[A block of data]
§

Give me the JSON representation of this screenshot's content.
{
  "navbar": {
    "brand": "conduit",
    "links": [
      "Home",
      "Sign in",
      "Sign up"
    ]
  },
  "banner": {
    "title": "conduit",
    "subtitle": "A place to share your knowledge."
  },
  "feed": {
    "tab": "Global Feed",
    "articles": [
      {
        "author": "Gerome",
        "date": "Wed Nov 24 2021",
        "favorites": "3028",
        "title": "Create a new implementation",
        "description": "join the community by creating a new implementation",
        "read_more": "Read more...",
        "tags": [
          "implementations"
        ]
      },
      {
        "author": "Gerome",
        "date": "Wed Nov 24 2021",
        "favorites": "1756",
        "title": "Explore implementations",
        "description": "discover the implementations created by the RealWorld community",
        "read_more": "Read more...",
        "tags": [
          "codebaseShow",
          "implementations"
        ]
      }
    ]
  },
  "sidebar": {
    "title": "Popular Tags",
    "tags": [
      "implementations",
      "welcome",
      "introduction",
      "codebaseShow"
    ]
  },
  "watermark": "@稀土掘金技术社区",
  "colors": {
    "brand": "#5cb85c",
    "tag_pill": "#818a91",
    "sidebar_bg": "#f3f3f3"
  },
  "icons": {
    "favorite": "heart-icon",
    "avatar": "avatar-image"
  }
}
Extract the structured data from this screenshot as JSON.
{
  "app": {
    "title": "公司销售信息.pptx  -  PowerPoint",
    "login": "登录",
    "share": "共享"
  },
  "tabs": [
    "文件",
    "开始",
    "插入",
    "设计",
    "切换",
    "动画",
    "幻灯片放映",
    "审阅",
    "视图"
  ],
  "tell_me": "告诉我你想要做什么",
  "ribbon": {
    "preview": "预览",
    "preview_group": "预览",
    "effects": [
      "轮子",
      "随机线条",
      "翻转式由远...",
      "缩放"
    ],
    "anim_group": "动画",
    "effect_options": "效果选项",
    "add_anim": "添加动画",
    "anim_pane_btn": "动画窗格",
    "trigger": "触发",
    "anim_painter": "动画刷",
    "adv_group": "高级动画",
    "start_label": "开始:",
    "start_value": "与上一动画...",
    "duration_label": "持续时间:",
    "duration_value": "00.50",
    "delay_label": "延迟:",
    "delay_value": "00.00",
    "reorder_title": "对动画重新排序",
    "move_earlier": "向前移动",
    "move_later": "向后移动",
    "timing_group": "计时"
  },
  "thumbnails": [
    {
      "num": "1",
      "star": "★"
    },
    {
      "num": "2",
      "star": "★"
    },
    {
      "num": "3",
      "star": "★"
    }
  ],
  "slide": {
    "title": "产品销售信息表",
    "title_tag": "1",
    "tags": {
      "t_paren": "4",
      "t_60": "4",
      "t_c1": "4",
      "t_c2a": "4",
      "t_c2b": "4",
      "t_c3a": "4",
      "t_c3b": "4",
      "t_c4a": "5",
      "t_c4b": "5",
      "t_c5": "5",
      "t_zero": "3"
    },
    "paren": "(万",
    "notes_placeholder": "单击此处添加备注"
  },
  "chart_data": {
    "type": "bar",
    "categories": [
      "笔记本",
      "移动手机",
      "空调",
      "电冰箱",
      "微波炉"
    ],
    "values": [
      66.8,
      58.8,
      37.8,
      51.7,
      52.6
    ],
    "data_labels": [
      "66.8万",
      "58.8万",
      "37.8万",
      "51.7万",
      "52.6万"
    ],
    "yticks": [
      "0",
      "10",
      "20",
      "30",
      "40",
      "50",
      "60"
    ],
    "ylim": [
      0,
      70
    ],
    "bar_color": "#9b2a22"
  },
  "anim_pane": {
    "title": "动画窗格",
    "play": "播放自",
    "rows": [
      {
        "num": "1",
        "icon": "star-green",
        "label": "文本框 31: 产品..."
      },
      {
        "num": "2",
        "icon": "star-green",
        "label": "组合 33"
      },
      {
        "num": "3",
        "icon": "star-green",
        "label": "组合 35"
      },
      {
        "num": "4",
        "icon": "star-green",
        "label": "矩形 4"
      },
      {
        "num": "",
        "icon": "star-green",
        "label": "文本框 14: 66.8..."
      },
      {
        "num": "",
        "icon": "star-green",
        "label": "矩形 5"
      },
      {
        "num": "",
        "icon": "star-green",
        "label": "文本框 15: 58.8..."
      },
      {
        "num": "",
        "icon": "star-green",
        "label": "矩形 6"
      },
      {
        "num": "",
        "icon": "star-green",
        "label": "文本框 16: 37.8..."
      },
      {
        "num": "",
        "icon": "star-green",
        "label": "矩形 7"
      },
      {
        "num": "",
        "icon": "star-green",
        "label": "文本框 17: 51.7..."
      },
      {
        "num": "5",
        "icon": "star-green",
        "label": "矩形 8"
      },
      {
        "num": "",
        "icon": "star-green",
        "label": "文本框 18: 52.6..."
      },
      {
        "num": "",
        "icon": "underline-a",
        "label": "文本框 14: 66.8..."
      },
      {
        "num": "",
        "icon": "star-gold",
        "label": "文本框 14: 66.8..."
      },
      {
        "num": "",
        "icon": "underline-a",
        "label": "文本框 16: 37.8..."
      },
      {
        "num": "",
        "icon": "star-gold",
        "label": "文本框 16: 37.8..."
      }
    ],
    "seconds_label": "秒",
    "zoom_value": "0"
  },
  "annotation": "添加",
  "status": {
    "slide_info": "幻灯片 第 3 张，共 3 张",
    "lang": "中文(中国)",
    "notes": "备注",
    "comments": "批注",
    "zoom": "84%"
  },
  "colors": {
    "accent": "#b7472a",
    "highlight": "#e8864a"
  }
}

§

**Work instructions:** Would you copy out each line exactly as written?

**Output:**
Give me the JSON representation of this screenshot's content.
{
  "navbar": {
    "brand": "conduit",
    "links": [
      "Home",
      "Sign in",
      "Sign up"
    ]
  },
  "banner": {
    "title": "conduit",
    "subtitle": "A place to share your knowledge."
  },
  "feed": {
    "tab": "Global Feed",
    "articles": [
      {
        "author": "Gerome",
        "date": "Wed Nov 24 2021",
        "favorites": "3028",
        "title": "Create a new implementation",
        "description": "join the community by creating a new implementation",
        "read_more": "Read more...",
        "tags": [
          "implementations"
        ]
      },
      {
        "author": "Gerome",
        "date": "Wed Nov 24 2021",
        "favorites": "1756",
        "title": "Explore implementations",
        "description": "discover the implementations created by the RealWorld community",
        "read_more": "Read more...",
        "tags": [
          "codebaseShow",
          "implementations"
        ]
      }
    ]
  },
  "sidebar": {
    "title": "Popular Tags",
    "tags": [
      "implementations",
      "welcome",
      "introduction",
      "codebaseShow"
    ]
  },
  "watermark": "@稀土掘金技术社区",
  "colors": {
    "brand": "#5cb85c",
    "tag_pill": "#818a91",
    "sidebar_bg": "#f3f3f3"
  },
  "icons": {
    "favorite": "heart-icon",
    "avatar": "avatar-image"
  }
}
Extract the structured data from this screenshot as JSON.
{
  "app": {
    "title": "公司销售信息.pptx  -  PowerPoint",
    "login": "登录",
    "share": "共享"
  },
  "tabs": [
    "文件",
    "开始",
    "插入",
    "设计",
    "切换",
    "动画",
    "幻灯片放映",
    "审阅",
    "视图"
  ],
  "tell_me": "告诉我你想要做什么",
  "ribbon": {
    "preview": "预览",
    "preview_group": "预览",
    "effects": [
      "轮子",
      "随机线条",
      "翻转式由远...",
      "缩放"
    ],
    "anim_group": "动画",
    "effect_options": "效果选项",
    "add_anim": "添加动画",
    "anim_pane_btn": "动画窗格",
    "trigger": "触发",
    "anim_painter": "动画刷",
    "adv_group": "高级动画",
    "start_label": "开始:",
    "start_value": "与上一动画...",
    "duration_label": "持续时间:",
    "duration_value": "00.50",
    "delay_label": "延迟:",
    "delay_value": "00.00",
    "reorder_title": "对动画重新排序",
    "move_earlier": "向前移动",
    "move_later": "向后移动",
    "timing_group": "计时"
  },
  "thumbnails": [
    {
      "num": "1",
      "star": "★"
    },
    {
      "num": "2",
      "star": "★"
    },
    {
      "num": "3",
      "star": "★"
    }
  ],
  "slide": {
    "title": "产品销售信息表",
    "title_tag": "1",
    "tags": {
      "t_paren": "4",
      "t_60": "4",
      "t_c1": "4",
      "t_c2a": "4",
      "t_c2b": "4",
      "t_c3a": "4",
      "t_c3b": "4",
      "t_c4a": "5",
      "t_c4b": "5",
      "t_c5": "5",
      "t_zero": "3"
    },
    "paren": "(万",
    "notes_placeholder": "单击此处添加备注"
  },
  "chart_data": {
    "type": "bar",
    "categories": [
      "笔记本",
      "移动手机",
      "空调",
      "电冰箱",
      "微波炉"
    ],
    "values": [
      66.8,
      58.8,
      37.8,
      51.7,
      52.6
    ],
    "data_labels": [
      "66.8万",
      "58.8万",
      "37.8万",
      "51.7万",
      "52.6万"
    ],
    "yticks": [
      "0",
      "10",
      "20",
      "30",
      "40",
      "50",
      "60"
    ],
    "ylim": [
      0,
      70
    ],
    "bar_color": "#9b2a22"
  },
  "anim_pane": {
    "title": "动画窗格",
    "play": "播放自",
    "rows": [
      {
        "num": "1",
        "icon": "star-green",
        "label": "文本框 31: 产品..."
      },
      {
        "num": "2",
        "icon": "star-green",
        "label": "组合 33"
      },
      {
        "num": "3",
        "icon": "star-green",
        "label": "组合 35"
      },
      {
        "num": "4",
        "icon": "star-green",
        "label": "矩形 4"
      },
      {
        "num": "",
        "icon": "star-green",
        "label": "文本框 14: 66.8..."
      },
      {
        "num": "",
        "icon": "star-green",
        "label": "矩形 5"
      },
      {
        "num": "",
        "icon": "star-green",
        "label": "文本框 15: 58.8..."
      },
      {
        "num": "",
        "icon": "star-green",
        "label": "矩形 6"
      },
      {
        "num": "",
        "icon": "star-green",
        "label": "文本框 16: 37.8..."
      },
      {
        "num": "",
        "icon": "star-green",
        "label": "矩形 7"
      },
      {
        "num": "",
        "icon": "star-green",
        "label": "文本框 17: 51.7..."
      },
      {
        "num": "5",
        "icon": "star-green",
        "label": "矩形 8"
      },
      {
        "num": "",
        "icon": "star-green",
        "label": "文本框 18: 52.6..."
      },
      {
        "num": "",
        "icon": "underline-a",
        "label": "文本框 14: 66.8..."
      },
      {
        "num": "",
        "icon": "star-gold",
        "label": "文本框 14: 66.8..."
      },
      {
        "num": "",
        "icon": "underline-a",
        "label": "文本框 16: 37.8..."
      },
      {
        "num": "",
        "icon": "star-gold",
        "label": "文本框 16: 37.8..."
      }
    ],
    "seconds_label": "秒",
    "zoom_value": "0"
  },
  "annotation": "添加",
  "status": {
    "slide_info": "幻灯片 第 3 张，共 3 张",
    "lang": "中文(中国)",
    "notes": "备注",
    "comments": "批注",
    "zoom": "84%"
  },
  "colors": {
    "accent": "#b7472a",
    "highlight": "#e8864a"
  }
}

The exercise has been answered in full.